> _EXERCISE PROMPT_
Write out the material again exactly, please, and omit the pictures.

>> START RECORD LIST

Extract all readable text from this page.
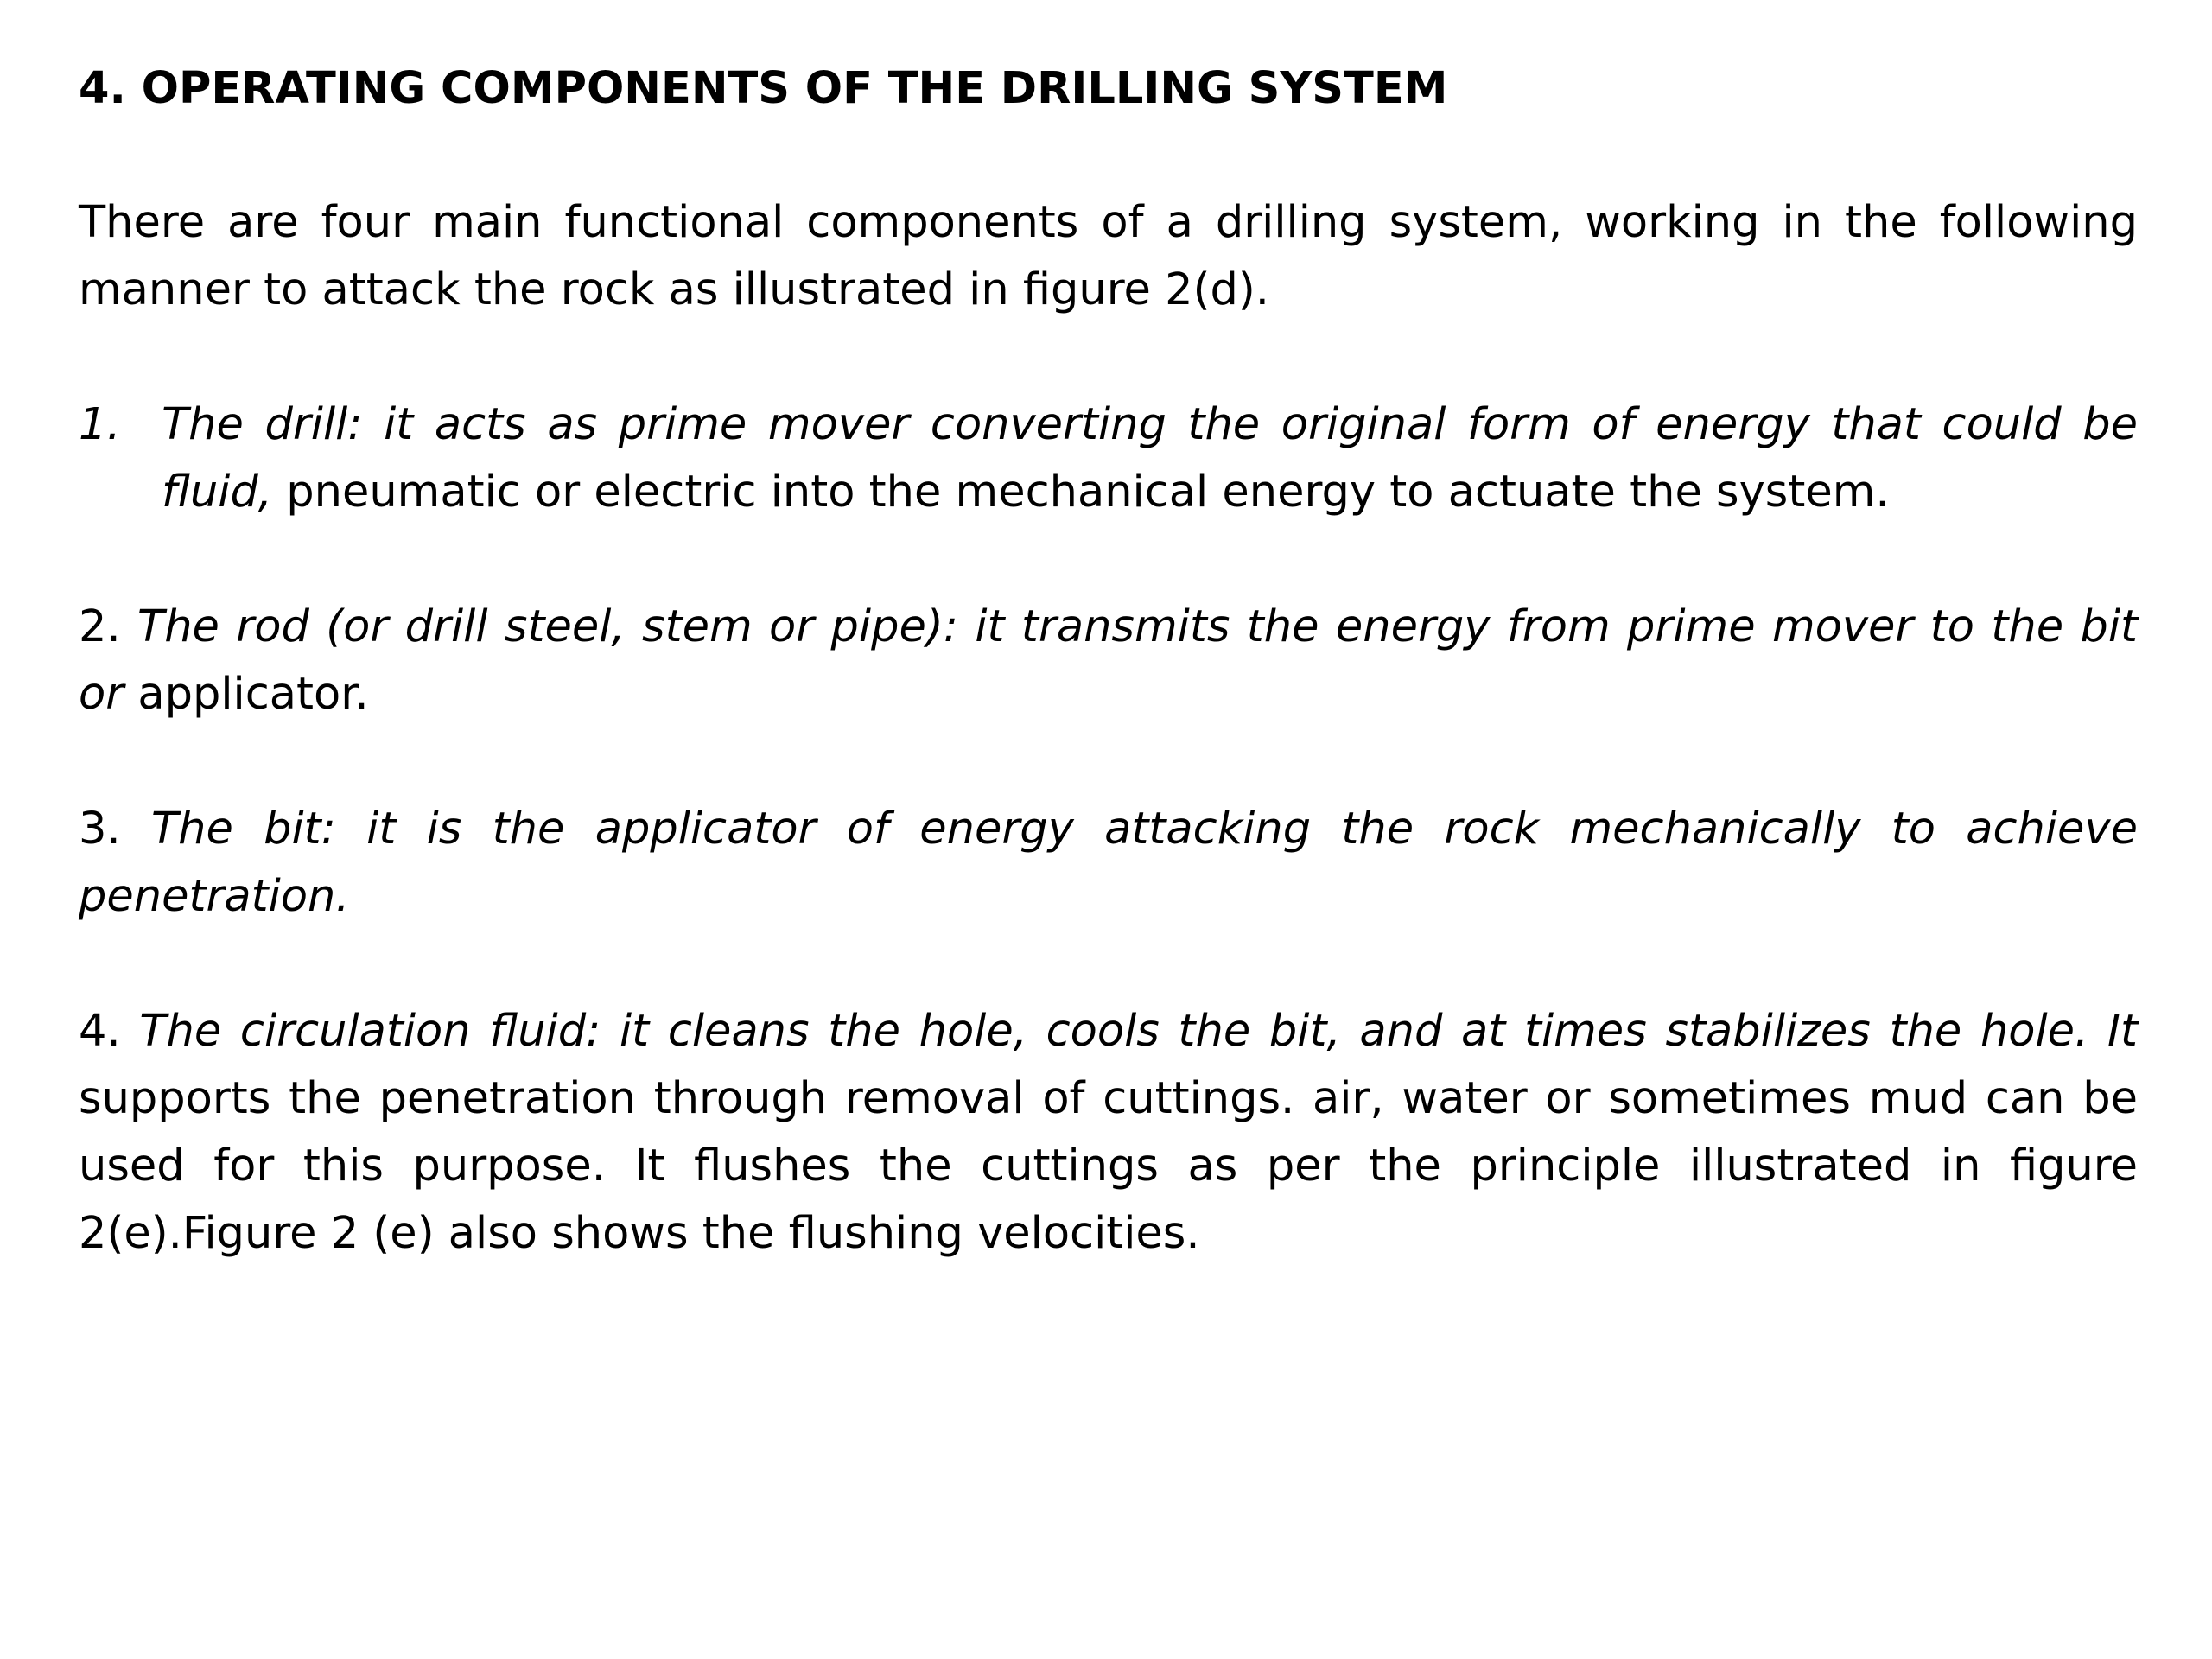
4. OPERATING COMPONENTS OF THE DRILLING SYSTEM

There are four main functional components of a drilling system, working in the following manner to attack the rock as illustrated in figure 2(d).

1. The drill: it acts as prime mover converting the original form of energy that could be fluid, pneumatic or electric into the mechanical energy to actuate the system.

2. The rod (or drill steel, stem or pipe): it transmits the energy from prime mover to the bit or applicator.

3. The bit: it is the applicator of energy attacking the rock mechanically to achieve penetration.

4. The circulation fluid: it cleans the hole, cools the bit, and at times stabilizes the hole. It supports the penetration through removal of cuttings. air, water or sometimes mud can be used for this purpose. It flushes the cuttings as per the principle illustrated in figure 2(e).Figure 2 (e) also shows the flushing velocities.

>> END RECORD LIST

> _REPLY_
Extract all readable text from this page.
4. OPERATING COMPONENTS OF THE DRILLING SYSTEM

There are four main functional components of a drilling system, working in the following manner to attack the rock as illustrated in figure 2(d).

1. The drill: it acts as prime mover converting the original form of energy that could be fluid, pneumatic or electric into the mechanical energy to actuate the system.

2. The rod (or drill steel, stem or pipe): it transmits the energy from prime mover to the bit or applicator.

3. The bit: it is the applicator of energy attacking the rock mechanically to achieve penetration.

4. The circulation fluid: it cleans the hole, cools the bit, and at times stabilizes the hole. It supports the penetration through removal of cuttings. air, water or sometimes mud can be used for this purpose. It flushes the cuttings as per the principle illustrated in figure 2(e).Figure 2 (e) also shows the flushing velocities.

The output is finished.